* [Instruction] Note each line where "very" appears, and copy it.

* [Information shown]
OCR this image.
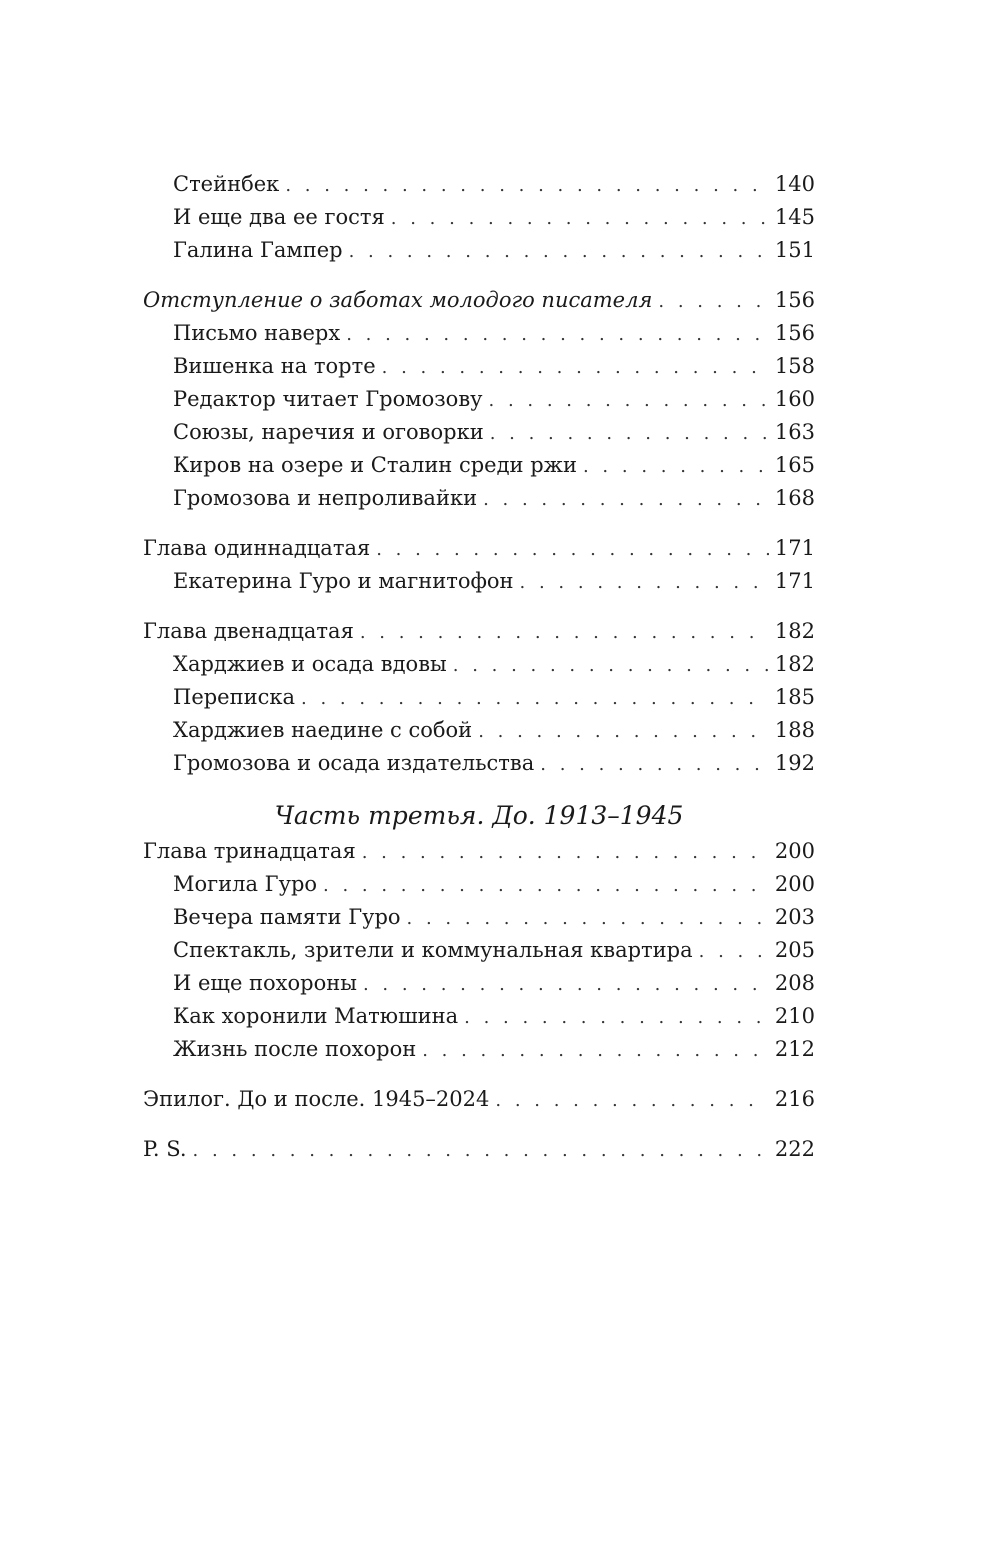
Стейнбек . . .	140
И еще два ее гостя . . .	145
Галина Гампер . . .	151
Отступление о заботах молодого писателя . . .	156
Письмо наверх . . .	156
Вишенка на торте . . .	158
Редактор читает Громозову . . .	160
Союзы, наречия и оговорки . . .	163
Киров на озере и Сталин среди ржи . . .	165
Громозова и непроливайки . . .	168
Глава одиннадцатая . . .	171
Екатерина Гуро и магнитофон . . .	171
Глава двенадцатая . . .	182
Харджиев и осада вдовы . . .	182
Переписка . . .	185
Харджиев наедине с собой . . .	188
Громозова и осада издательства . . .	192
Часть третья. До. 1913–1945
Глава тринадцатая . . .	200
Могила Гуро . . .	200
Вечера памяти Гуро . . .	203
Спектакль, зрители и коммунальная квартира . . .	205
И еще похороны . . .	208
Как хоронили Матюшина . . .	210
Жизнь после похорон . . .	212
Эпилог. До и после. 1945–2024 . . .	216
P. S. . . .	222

---

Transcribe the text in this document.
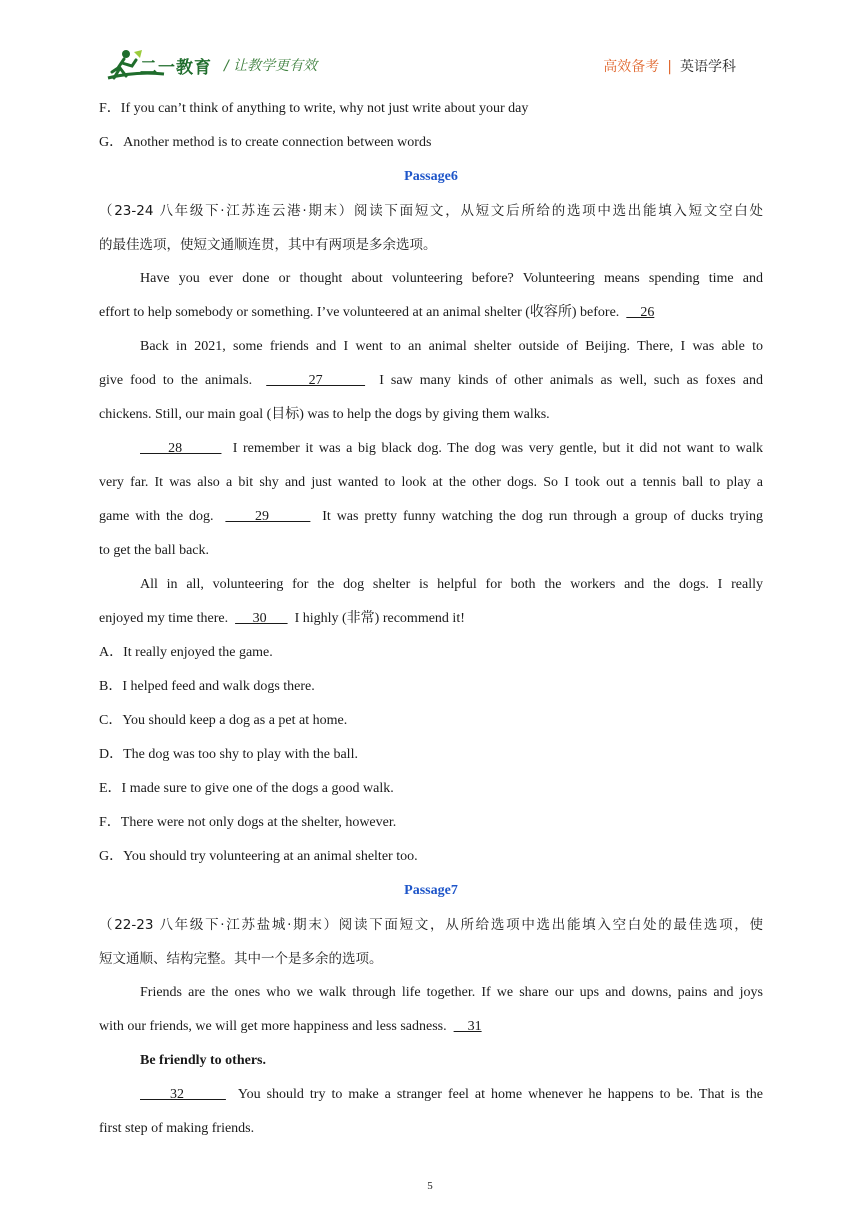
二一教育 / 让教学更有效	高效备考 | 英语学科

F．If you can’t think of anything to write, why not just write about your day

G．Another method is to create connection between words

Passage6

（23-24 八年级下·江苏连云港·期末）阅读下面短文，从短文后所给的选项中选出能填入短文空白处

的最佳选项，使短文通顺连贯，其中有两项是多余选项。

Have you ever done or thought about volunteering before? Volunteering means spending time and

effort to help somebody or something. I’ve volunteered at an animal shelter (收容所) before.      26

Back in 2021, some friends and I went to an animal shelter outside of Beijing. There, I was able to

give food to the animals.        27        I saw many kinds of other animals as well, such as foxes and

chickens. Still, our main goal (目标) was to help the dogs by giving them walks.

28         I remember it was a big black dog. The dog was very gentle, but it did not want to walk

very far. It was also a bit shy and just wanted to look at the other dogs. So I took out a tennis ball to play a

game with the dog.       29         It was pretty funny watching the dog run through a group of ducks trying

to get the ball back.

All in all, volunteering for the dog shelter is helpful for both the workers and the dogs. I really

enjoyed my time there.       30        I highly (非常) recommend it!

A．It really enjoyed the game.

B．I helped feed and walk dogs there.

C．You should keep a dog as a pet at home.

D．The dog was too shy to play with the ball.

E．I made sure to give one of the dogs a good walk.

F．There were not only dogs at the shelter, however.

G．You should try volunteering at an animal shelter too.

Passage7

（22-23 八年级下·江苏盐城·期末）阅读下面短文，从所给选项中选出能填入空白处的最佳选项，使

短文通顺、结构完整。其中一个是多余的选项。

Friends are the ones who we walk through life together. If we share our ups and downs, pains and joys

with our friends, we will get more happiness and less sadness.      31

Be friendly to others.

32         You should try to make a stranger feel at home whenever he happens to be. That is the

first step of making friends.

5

--

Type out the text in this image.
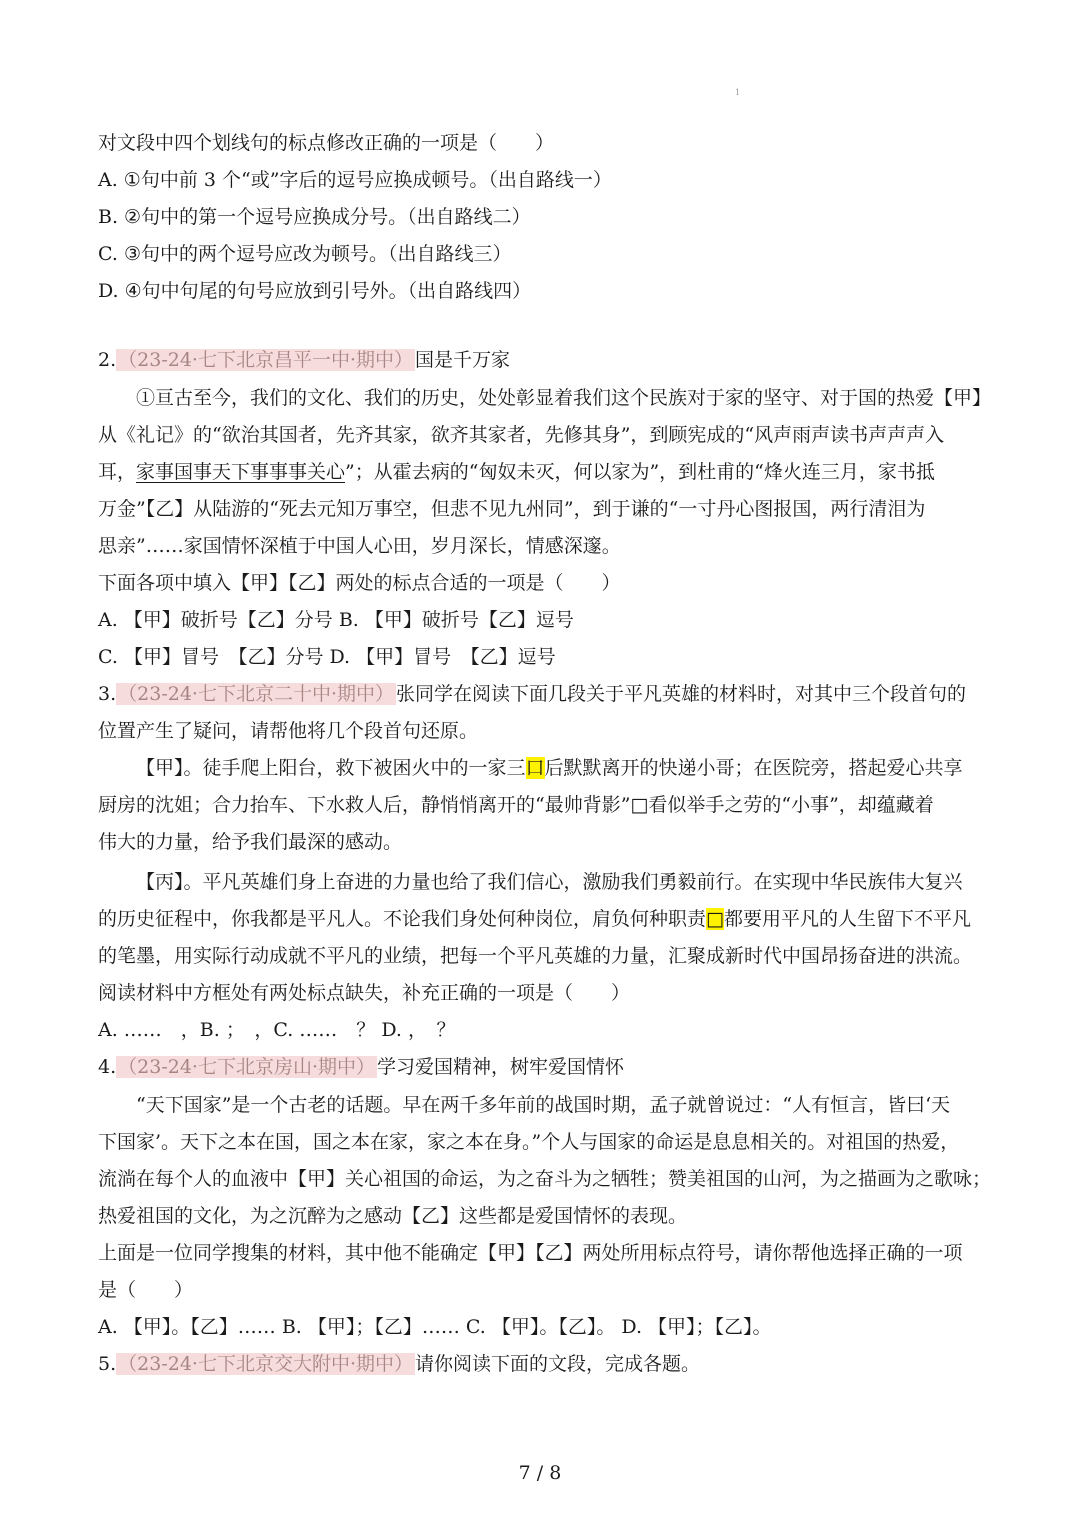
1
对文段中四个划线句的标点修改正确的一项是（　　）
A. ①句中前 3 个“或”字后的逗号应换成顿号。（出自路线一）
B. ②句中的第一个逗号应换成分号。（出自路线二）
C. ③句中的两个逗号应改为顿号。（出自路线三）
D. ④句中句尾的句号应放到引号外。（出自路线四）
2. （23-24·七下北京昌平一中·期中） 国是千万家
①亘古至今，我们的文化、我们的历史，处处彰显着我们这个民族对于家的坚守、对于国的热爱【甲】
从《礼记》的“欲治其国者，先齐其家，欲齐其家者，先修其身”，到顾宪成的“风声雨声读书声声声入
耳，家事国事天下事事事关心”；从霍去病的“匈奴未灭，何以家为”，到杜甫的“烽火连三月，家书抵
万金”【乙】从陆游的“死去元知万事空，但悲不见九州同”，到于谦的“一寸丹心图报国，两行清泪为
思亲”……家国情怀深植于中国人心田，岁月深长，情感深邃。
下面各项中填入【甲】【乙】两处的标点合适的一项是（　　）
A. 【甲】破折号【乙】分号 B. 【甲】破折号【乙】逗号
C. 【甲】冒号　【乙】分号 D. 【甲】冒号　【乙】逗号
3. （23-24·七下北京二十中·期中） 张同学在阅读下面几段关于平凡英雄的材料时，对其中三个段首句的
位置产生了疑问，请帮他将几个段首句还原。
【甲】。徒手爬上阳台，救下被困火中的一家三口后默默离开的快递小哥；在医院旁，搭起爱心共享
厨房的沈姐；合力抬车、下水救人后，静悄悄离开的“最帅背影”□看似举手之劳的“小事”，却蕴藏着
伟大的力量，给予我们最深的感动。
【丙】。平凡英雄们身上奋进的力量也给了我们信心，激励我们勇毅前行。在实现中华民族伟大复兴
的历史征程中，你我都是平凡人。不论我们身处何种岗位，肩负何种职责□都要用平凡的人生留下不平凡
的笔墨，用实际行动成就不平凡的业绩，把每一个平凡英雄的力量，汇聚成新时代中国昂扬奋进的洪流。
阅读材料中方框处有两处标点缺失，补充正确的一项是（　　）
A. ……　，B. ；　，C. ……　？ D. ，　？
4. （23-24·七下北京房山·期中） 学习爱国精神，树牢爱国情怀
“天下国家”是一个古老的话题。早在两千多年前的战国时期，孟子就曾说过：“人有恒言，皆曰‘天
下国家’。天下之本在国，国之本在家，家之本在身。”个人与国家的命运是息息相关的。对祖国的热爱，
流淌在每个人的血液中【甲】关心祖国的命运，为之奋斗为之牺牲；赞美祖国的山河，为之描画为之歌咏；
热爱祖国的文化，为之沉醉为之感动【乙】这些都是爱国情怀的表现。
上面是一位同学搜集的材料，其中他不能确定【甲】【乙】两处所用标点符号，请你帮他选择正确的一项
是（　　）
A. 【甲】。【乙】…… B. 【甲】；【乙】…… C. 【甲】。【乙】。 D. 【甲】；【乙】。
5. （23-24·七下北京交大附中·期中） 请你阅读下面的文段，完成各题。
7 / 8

* [Reply to the exercise]
28         I remember it was a big black dog. The dog was very gentle, but it did not want to walk
very far. It was also a bit shy and just wanted to look at the other dogs. So I took out a tennis ball to play a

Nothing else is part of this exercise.